### What you will do
List all lines of the data that include the string "status".

Stored entries
◆ ◆ ◆ ◆ ◆ ◆ ◆

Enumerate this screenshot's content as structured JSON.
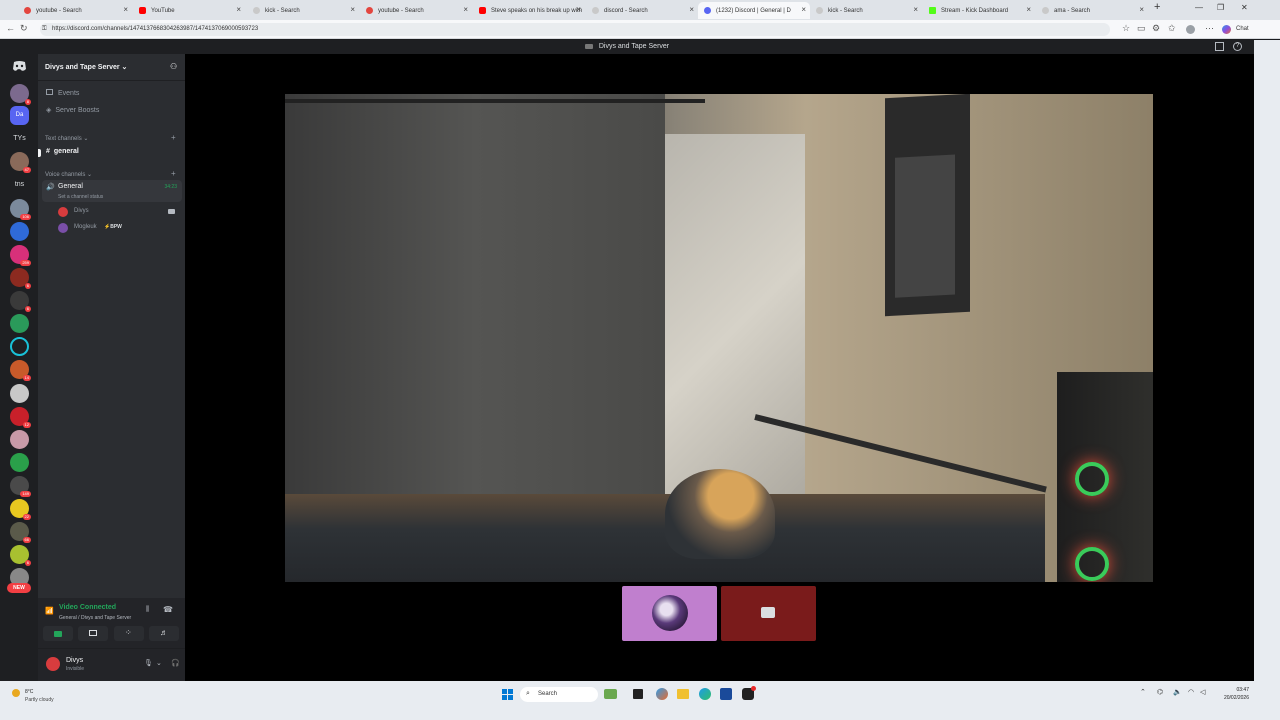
{
  "browser": {
    "tabs": [
      {
        "title": "youtube - Search",
        "color": "#e3463f"
      },
      {
        "title": "YouTube",
        "color": "#ff0000"
      },
      {
        "title": "kick - Search",
        "color": "#8a8a8a"
      },
      {
        "title": "youtube - Search",
        "color": "#e3463f"
      },
      {
        "title": "Steve speaks on his break up with",
        "color": "#ff0000"
      },
      {
        "title": "discord - Search",
        "color": "#8a8a8a"
      },
      {
        "title": "(1232) Discord | General | D",
        "color": "#5865f2"
      },
      {
        "title": "kick - Search",
        "color": "#8a8a8a"
      },
      {
        "title": "Stream - Kick Dashboard",
        "color": "#53fc18"
      },
      {
        "title": "ama - Search",
        "color": "#8a8a8a"
      }
    ],
    "url": "https://discord.com/channels/1474137668304263987/1474137069000593723",
    "chat_label": "Chat"
  },
  "discord": {
    "window_title": "Divys and Tape Server",
    "server_name": "Divys and Tape Server",
    "menu": {
      "events": "Events",
      "boosts": "Server Boosts"
    },
    "text_category": "Text channels",
    "text_channel": "general",
    "voice_category": "Voice channels",
    "voice_channel": "General",
    "voice_timer": "34:23",
    "voice_status": "Set a channel status",
    "members": [
      {
        "name": "Divys"
      },
      {
        "name": "Mogleuk",
        "tag": "BPW"
      }
    ],
    "guild_labels": {
      "ty": "TYs",
      "tns": "tns",
      "new": "NEW"
    },
    "guild_badges": [
      "8",
      "",
      "",
      "",
      "",
      "",
      "6",
      "106",
      "",
      "",
      "259",
      "",
      "",
      "",
      "",
      "",
      "",
      "",
      "6",
      "",
      "",
      "",
      "10",
      "",
      "",
      "",
      "",
      "",
      "",
      "12",
      "",
      "",
      "",
      "18",
      "149",
      "6",
      "22",
      "",
      "66",
      "6",
      ""
    ],
    "voice_panel": {
      "status": "Video Connected",
      "location": "General / Divys and Tape Server"
    },
    "user": {
      "name": "Divys",
      "status": "Invisible"
    }
  },
  "taskbar": {
    "weather_temp": "8°C",
    "weather_desc": "Partly cloudy",
    "search": "Search",
    "time": "03:47",
    "date": "20/02/2026"
  }
}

◆ ◆ ◆ ◆ ◆ ◆ ◆

### Reply to the task
    "voice_status": "Set a channel status",
      "status": "Video Connected",
      "status": "Invisible"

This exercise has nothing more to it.